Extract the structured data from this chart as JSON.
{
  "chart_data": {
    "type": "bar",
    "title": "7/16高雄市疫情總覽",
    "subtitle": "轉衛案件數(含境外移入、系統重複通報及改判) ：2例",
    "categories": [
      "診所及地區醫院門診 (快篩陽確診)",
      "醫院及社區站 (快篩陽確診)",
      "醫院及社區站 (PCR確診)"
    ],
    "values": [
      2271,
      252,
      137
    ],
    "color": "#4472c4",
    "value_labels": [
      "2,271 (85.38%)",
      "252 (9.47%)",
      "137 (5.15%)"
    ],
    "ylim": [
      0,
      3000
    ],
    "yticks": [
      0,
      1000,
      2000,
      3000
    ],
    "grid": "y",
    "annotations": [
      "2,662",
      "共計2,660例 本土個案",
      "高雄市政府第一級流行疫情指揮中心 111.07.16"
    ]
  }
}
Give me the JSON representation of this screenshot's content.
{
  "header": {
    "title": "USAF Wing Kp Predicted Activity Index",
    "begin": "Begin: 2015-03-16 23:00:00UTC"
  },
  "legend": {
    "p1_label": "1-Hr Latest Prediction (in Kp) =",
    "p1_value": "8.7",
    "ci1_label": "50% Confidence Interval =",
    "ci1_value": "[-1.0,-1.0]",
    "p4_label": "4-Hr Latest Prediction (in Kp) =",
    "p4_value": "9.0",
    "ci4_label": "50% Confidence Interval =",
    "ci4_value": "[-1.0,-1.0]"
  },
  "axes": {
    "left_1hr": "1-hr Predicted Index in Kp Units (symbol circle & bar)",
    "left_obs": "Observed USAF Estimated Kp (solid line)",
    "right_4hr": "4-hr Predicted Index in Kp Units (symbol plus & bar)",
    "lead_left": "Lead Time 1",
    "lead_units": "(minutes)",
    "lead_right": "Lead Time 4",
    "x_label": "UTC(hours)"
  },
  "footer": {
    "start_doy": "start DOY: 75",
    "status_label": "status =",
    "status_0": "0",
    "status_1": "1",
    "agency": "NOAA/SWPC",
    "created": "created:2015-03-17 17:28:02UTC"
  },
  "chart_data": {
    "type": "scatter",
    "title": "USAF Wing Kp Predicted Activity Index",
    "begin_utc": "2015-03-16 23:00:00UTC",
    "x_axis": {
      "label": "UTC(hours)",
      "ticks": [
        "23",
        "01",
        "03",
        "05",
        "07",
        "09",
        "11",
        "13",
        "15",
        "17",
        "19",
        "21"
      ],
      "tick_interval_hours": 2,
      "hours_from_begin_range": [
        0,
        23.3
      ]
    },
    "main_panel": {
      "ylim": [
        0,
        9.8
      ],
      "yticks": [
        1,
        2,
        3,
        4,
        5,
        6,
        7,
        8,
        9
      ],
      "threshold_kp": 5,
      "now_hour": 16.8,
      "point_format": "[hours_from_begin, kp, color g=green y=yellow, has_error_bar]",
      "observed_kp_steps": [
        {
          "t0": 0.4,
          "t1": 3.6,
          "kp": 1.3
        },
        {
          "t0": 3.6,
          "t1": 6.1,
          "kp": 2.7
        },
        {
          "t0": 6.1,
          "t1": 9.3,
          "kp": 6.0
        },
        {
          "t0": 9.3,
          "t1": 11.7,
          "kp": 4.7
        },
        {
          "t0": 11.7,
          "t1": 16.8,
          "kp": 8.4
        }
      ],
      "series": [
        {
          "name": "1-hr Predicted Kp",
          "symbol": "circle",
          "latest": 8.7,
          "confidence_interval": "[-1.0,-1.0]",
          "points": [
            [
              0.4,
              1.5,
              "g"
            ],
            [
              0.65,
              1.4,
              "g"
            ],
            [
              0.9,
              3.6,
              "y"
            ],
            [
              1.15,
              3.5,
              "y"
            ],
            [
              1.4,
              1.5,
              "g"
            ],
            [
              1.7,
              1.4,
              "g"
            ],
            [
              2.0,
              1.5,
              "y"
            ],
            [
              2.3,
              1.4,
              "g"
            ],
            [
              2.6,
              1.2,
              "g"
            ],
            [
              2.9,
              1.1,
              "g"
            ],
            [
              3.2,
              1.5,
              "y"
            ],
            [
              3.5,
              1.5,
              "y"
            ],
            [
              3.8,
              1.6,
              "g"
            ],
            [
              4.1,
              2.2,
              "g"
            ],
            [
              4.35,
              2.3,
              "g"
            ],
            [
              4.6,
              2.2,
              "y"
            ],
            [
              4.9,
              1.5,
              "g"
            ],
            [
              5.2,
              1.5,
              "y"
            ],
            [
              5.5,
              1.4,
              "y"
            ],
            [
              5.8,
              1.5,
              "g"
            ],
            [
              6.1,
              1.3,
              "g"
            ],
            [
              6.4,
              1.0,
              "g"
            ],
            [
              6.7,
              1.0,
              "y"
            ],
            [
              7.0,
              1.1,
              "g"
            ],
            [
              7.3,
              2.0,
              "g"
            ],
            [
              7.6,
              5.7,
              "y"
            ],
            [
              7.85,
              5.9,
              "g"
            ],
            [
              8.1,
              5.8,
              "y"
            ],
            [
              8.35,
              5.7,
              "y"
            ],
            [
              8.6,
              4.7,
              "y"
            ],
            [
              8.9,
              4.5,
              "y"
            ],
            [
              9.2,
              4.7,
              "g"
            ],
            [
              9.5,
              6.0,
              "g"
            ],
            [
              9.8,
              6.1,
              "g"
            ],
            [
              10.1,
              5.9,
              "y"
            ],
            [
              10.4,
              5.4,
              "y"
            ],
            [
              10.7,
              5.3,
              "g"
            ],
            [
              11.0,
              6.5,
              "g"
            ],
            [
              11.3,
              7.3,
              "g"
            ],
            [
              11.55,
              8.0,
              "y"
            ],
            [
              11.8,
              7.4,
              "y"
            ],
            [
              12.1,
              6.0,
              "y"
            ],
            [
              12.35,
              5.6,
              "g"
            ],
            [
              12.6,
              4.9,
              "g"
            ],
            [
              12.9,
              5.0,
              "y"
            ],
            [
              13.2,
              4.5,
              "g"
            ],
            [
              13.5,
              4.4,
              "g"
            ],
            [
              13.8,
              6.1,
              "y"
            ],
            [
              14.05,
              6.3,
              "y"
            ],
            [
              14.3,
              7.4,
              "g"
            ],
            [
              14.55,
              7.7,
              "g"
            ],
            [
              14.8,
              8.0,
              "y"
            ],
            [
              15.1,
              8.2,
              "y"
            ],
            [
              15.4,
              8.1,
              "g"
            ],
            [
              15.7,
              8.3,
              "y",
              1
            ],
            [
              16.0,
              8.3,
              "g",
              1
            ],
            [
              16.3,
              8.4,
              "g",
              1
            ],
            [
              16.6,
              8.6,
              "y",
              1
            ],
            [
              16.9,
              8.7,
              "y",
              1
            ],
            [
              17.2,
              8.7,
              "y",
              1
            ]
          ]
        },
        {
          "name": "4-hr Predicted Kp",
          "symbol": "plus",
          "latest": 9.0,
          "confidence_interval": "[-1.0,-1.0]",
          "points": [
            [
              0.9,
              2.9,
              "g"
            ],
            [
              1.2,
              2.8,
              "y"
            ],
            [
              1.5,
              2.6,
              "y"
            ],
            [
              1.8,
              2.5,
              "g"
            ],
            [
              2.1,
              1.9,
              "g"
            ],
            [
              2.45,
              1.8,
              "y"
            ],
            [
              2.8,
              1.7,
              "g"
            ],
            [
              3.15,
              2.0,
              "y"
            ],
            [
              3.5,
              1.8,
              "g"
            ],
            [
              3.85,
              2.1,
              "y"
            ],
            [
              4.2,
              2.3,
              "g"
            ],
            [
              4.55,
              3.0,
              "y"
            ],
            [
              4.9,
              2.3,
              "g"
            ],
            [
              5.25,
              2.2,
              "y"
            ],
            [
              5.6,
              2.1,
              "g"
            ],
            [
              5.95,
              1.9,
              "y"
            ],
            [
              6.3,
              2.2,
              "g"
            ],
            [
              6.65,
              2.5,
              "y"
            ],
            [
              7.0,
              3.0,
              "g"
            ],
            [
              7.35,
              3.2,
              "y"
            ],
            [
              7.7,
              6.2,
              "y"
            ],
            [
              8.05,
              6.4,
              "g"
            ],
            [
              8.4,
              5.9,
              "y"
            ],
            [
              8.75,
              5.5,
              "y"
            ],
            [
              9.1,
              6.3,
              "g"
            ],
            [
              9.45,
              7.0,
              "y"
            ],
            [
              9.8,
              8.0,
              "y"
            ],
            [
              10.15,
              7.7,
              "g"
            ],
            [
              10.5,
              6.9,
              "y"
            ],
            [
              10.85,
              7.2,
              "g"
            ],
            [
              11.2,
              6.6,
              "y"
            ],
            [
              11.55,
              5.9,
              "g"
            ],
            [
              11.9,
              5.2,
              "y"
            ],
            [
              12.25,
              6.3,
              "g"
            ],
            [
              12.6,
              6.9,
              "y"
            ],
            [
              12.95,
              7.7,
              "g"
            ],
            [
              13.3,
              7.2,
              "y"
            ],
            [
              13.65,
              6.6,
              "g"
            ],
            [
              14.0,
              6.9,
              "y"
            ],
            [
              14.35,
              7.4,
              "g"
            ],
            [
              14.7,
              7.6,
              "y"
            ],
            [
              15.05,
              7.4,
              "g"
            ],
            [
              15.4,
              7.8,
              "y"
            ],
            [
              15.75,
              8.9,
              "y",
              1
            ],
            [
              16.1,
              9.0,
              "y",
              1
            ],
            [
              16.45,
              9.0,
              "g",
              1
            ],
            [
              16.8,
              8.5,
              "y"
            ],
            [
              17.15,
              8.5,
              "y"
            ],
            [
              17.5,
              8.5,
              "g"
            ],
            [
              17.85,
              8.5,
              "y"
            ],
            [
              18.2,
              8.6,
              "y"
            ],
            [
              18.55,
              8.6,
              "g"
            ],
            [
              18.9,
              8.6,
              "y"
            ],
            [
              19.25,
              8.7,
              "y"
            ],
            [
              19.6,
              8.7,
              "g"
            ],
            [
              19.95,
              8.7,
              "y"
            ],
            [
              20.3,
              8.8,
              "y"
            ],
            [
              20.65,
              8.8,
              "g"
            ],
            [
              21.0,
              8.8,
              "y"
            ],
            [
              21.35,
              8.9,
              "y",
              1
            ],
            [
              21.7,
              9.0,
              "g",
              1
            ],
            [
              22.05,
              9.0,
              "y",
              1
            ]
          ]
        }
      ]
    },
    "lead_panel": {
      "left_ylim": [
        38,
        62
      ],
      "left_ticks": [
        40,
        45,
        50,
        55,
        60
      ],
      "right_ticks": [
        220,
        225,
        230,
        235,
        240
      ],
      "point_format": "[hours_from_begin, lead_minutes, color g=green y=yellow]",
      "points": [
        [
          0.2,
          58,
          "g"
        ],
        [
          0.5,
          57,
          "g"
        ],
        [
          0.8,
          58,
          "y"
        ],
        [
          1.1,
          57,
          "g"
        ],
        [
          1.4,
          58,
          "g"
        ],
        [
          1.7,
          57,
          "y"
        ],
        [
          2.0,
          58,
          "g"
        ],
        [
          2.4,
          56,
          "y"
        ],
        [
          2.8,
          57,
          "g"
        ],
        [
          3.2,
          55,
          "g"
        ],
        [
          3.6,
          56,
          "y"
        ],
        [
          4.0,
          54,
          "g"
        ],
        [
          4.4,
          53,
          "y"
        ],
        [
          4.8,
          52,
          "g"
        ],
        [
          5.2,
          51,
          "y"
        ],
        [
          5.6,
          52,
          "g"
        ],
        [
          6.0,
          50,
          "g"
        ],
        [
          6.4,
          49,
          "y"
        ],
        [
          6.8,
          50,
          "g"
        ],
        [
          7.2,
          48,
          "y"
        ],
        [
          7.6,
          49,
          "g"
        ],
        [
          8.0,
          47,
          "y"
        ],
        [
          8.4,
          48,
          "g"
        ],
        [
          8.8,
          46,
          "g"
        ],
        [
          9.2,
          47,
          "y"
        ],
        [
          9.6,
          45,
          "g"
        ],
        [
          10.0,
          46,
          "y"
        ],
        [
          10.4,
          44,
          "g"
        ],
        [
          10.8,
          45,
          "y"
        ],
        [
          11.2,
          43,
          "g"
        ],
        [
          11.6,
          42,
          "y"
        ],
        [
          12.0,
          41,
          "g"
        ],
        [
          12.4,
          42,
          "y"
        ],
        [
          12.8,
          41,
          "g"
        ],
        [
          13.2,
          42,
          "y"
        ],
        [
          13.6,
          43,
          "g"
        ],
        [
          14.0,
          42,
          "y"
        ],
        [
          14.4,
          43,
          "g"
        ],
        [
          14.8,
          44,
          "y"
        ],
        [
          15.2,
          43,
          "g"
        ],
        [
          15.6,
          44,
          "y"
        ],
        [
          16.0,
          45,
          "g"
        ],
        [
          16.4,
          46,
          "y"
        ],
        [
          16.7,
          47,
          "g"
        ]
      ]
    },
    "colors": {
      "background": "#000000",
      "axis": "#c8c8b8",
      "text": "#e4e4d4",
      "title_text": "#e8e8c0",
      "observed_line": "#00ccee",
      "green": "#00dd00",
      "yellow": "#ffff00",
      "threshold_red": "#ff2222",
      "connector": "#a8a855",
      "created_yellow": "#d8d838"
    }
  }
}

- Exercise details:
Pull out each line of the entries that contains "this".

- Answer:
Extract the structured data from this chart as JSON.
Give me the JSON representation of this screenshot's content.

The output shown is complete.